Items listed in a dataset
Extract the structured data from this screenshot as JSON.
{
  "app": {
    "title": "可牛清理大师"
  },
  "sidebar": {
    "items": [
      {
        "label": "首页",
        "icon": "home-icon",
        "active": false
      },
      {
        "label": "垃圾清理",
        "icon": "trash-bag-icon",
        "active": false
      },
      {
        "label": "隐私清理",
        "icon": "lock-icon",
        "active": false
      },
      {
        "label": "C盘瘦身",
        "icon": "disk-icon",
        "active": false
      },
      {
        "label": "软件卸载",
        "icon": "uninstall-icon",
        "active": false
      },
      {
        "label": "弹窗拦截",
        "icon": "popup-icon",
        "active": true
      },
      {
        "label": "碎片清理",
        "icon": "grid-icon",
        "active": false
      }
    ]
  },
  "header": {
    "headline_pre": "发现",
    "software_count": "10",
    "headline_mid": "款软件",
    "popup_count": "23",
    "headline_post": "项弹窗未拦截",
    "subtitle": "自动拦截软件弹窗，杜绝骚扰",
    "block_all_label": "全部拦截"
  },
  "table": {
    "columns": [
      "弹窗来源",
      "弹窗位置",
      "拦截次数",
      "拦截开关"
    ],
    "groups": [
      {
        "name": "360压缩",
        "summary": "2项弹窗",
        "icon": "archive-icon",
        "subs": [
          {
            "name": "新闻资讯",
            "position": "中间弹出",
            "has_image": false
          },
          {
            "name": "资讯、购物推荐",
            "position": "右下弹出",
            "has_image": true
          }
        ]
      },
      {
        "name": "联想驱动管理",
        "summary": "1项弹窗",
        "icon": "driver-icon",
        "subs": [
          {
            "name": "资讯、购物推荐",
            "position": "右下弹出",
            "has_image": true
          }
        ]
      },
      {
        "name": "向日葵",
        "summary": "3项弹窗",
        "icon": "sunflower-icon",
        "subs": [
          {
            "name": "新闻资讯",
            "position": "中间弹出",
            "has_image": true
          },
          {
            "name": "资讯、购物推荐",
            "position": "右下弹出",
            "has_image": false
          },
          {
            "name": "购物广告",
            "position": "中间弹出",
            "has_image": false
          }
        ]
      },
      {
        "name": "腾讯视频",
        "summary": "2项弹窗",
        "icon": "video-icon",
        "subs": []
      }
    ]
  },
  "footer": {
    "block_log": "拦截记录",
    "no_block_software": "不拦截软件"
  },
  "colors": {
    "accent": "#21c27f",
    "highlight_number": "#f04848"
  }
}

* **SET TASK**:
Every line above should be written out again exactly as it stands.

* **FINISHED TASK**:
Extract the structured data from this screenshot as JSON.
{
  "app": {
    "title": "可牛清理大师"
  },
  "sidebar": {
    "items": [
      {
        "label": "首页",
        "icon": "home-icon",
        "active": false
      },
      {
        "label": "垃圾清理",
        "icon": "trash-bag-icon",
        "active": false
      },
      {
        "label": "隐私清理",
        "icon": "lock-icon",
        "active": false
      },
      {
        "label": "C盘瘦身",
        "icon": "disk-icon",
        "active": false
      },
      {
        "label": "软件卸载",
        "icon": "uninstall-icon",
        "active": false
      },
      {
        "label": "弹窗拦截",
        "icon": "popup-icon",
        "active": true
      },
      {
        "label": "碎片清理",
        "icon": "grid-icon",
        "active": false
      }
    ]
  },
  "header": {
    "headline_pre": "发现",
    "software_count": "10",
    "headline_mid": "款软件",
    "popup_count": "23",
    "headline_post": "项弹窗未拦截",
    "subtitle": "自动拦截软件弹窗，杜绝骚扰",
    "block_all_label": "全部拦截"
  },
  "table": {
    "columns": [
      "弹窗来源",
      "弹窗位置",
      "拦截次数",
      "拦截开关"
    ],
    "groups": [
      {
        "name": "360压缩",
        "summary": "2项弹窗",
        "icon": "archive-icon",
        "subs": [
          {
            "name": "新闻资讯",
            "position": "中间弹出",
            "has_image": false
          },
          {
            "name": "资讯、购物推荐",
            "position": "右下弹出",
            "has_image": true
          }
        ]
      },
      {
        "name": "联想驱动管理",
        "summary": "1项弹窗",
        "icon": "driver-icon",
        "subs": [
          {
            "name": "资讯、购物推荐",
            "position": "右下弹出",
            "has_image": true
          }
        ]
      },
      {
        "name": "向日葵",
        "summary": "3项弹窗",
        "icon": "sunflower-icon",
        "subs": [
          {
            "name": "新闻资讯",
            "position": "中间弹出",
            "has_image": true
          },
          {
            "name": "资讯、购物推荐",
            "position": "右下弹出",
            "has_image": false
          },
          {
            "name": "购物广告",
            "position": "中间弹出",
            "has_image": false
          }
        ]
      },
      {
        "name": "腾讯视频",
        "summary": "2项弹窗",
        "icon": "video-icon",
        "subs": []
      }
    ]
  },
  "footer": {
    "block_log": "拦截记录",
    "no_block_software": "不拦截软件"
  },
  "colors": {
    "accent": "#21c27f",
    "highlight_number": "#f04848"
  }
}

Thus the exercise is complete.